**TASK INPUT:**
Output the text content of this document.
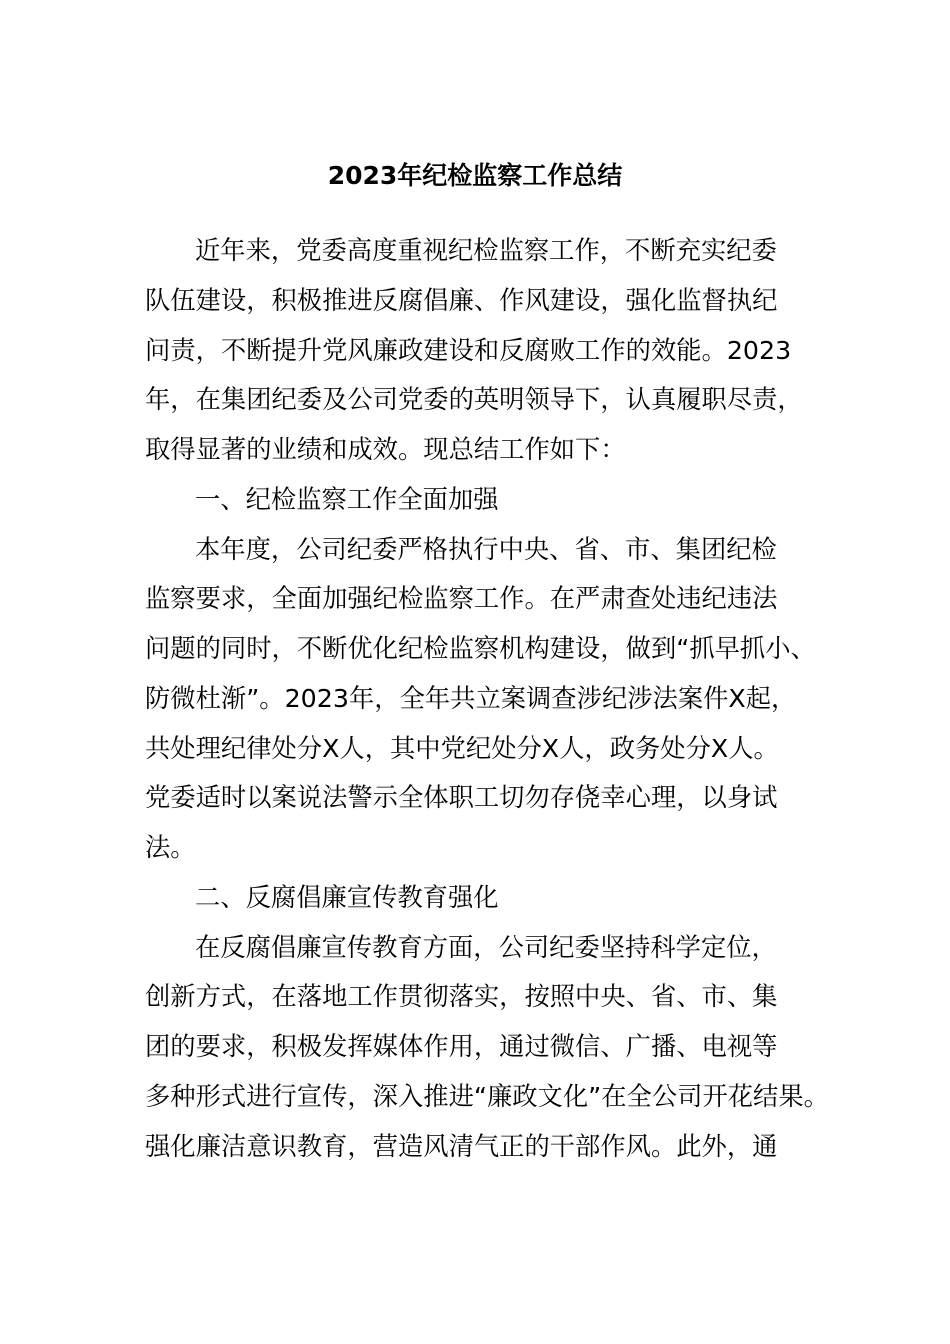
2023年纪检监察工作总结
近年来，党委高度重视纪检监察工作，不断充实纪委
队伍建设，积极推进反腐倡廉、作风建设，强化监督执纪
问责，不断提升党风廉政建设和反腐败工作的效能。2023
年，在集团纪委及公司党委的英明领导下，认真履职尽责，
取得显著的业绩和成效。现总结工作如下：
一、纪检监察工作全面加强
本年度，公司纪委严格执行中央、省、市、集团纪检
监察要求，全面加强纪检监察工作。在严肃查处违纪违法
问题的同时，不断优化纪检监察机构建设，做到“抓早抓小、
防微杜渐”。2023年，全年共立案调查涉纪涉法案件X起，
共处理纪律处分X人，其中党纪处分X人，政务处分X人。
党委适时以案说法警示全体职工切勿存侥幸心理，以身试
法。
二、反腐倡廉宣传教育强化
在反腐倡廉宣传教育方面，公司纪委坚持科学定位，
创新方式，在落地工作贯彻落实，按照中央、省、市、集
团的要求，积极发挥媒体作用，通过微信、广播、电视等
多种形式进行宣传，深入推进“廉政文化”在全公司开花结果。
强化廉洁意识教育，营造风清气正的干部作风。此外，通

**DO THIS:**
The data should be printed again unchanged; leave its pictures out.

**CORRECT OUTPUT:**
Output the text content of this document.
2023年纪检监察工作总结
近年来，党委高度重视纪检监察工作，不断充实纪委
队伍建设，积极推进反腐倡廉、作风建设，强化监督执纪
问责，不断提升党风廉政建设和反腐败工作的效能。2023
年，在集团纪委及公司党委的英明领导下，认真履职尽责，
取得显著的业绩和成效。现总结工作如下：
一、纪检监察工作全面加强
本年度，公司纪委严格执行中央、省、市、集团纪检
监察要求，全面加强纪检监察工作。在严肃查处违纪违法
问题的同时，不断优化纪检监察机构建设，做到“抓早抓小、
防微杜渐”。2023年，全年共立案调查涉纪涉法案件X起，
共处理纪律处分X人，其中党纪处分X人，政务处分X人。
党委适时以案说法警示全体职工切勿存侥幸心理，以身试
法。
二、反腐倡廉宣传教育强化
在反腐倡廉宣传教育方面，公司纪委坚持科学定位，
创新方式，在落地工作贯彻落实，按照中央、省、市、集
团的要求，积极发挥媒体作用，通过微信、广播、电视等
多种形式进行宣传，深入推进“廉政文化”在全公司开花结果。
强化廉洁意识教育，营造风清气正的干部作风。此外，通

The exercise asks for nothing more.